Extracted data entries:
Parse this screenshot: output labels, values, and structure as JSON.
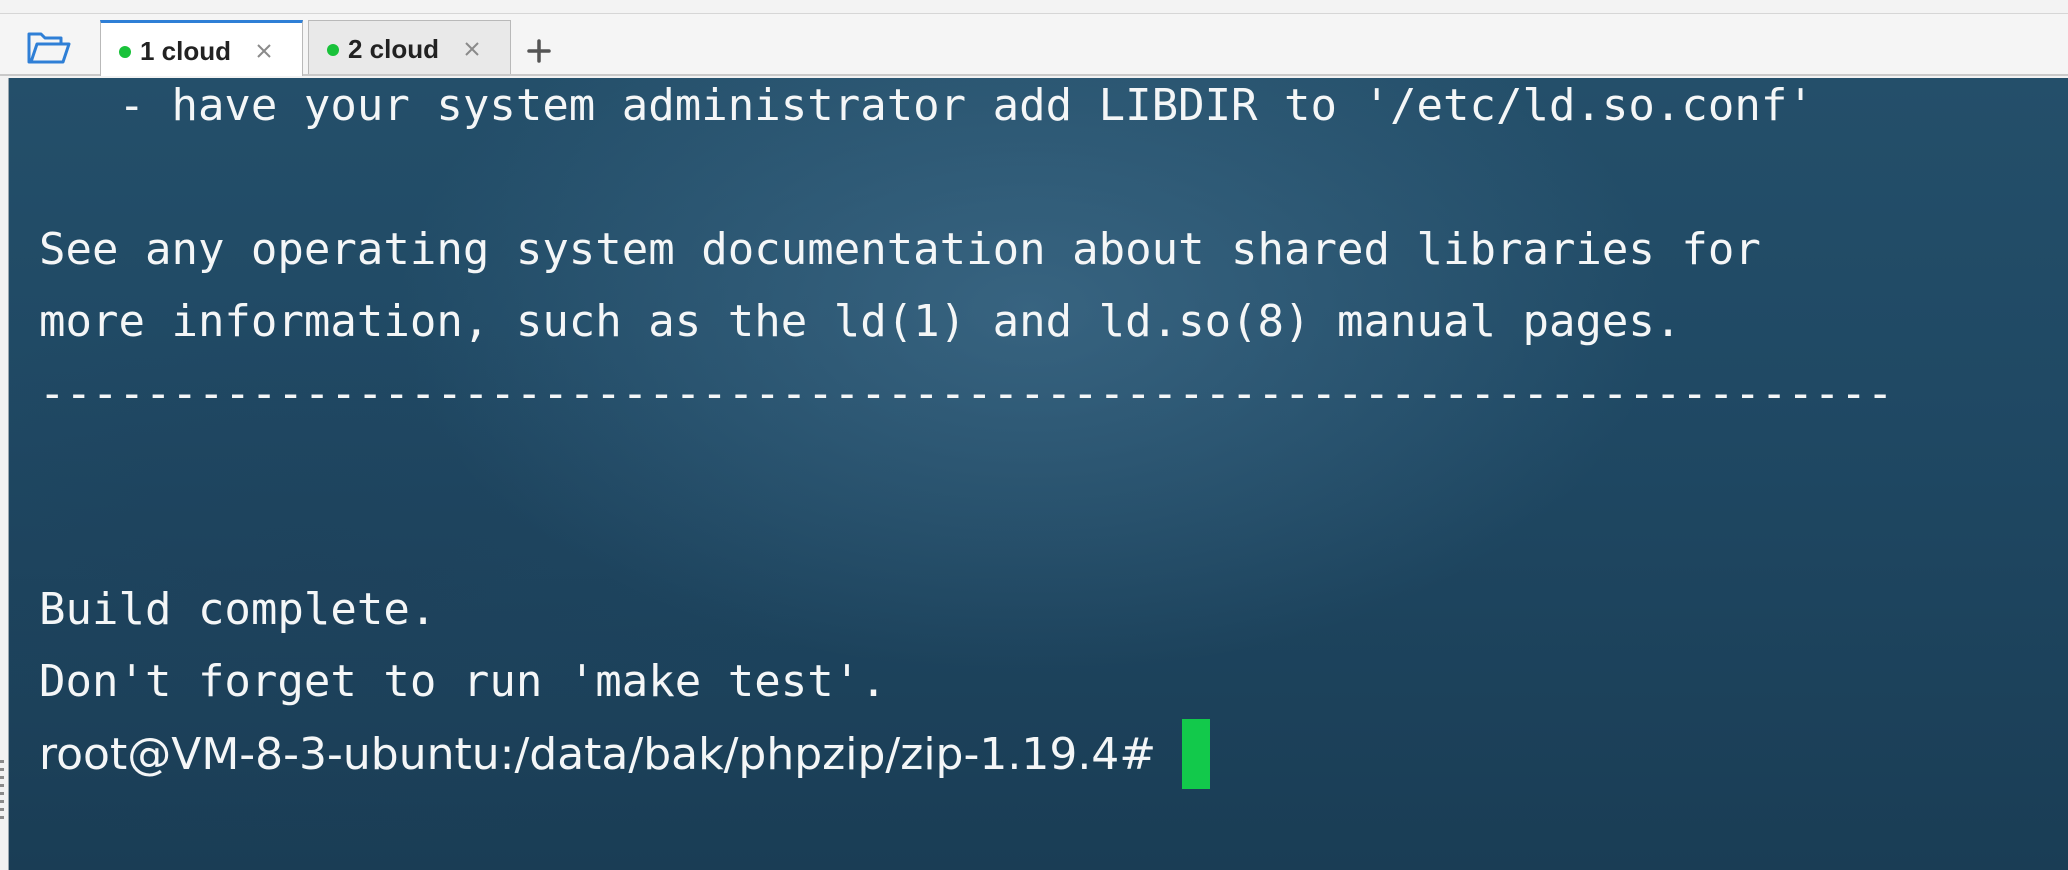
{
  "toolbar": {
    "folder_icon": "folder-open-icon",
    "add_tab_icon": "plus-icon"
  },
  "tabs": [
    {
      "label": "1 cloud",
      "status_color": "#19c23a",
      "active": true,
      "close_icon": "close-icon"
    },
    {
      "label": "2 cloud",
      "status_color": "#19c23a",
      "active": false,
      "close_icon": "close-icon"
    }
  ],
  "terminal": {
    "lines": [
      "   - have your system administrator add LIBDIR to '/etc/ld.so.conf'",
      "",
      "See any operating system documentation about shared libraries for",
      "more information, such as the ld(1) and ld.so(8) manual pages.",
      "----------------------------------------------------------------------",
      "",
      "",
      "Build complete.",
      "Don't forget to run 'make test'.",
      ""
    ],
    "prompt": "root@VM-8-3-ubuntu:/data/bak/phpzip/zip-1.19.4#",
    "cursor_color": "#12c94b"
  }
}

• _Problem description_
Repeat each record exactly as shown above, dropping all images.

• _Written answer_
Parse this screenshot: output labels, values, and structure as JSON.
{
  "toolbar": {
    "folder_icon": "folder-open-icon",
    "add_tab_icon": "plus-icon"
  },
  "tabs": [
    {
      "label": "1 cloud",
      "status_color": "#19c23a",
      "active": true,
      "close_icon": "close-icon"
    },
    {
      "label": "2 cloud",
      "status_color": "#19c23a",
      "active": false,
      "close_icon": "close-icon"
    }
  ],
  "terminal": {
    "lines": [
      "   - have your system administrator add LIBDIR to '/etc/ld.so.conf'",
      "",
      "See any operating system documentation about shared libraries for",
      "more information, such as the ld(1) and ld.so(8) manual pages.",
      "----------------------------------------------------------------------",
      "",
      "",
      "Build complete.",
      "Don't forget to run 'make test'.",
      ""
    ],
    "prompt": "root@VM-8-3-ubuntu:/data/bak/phpzip/zip-1.19.4#",
    "cursor_color": "#12c94b"
  }
}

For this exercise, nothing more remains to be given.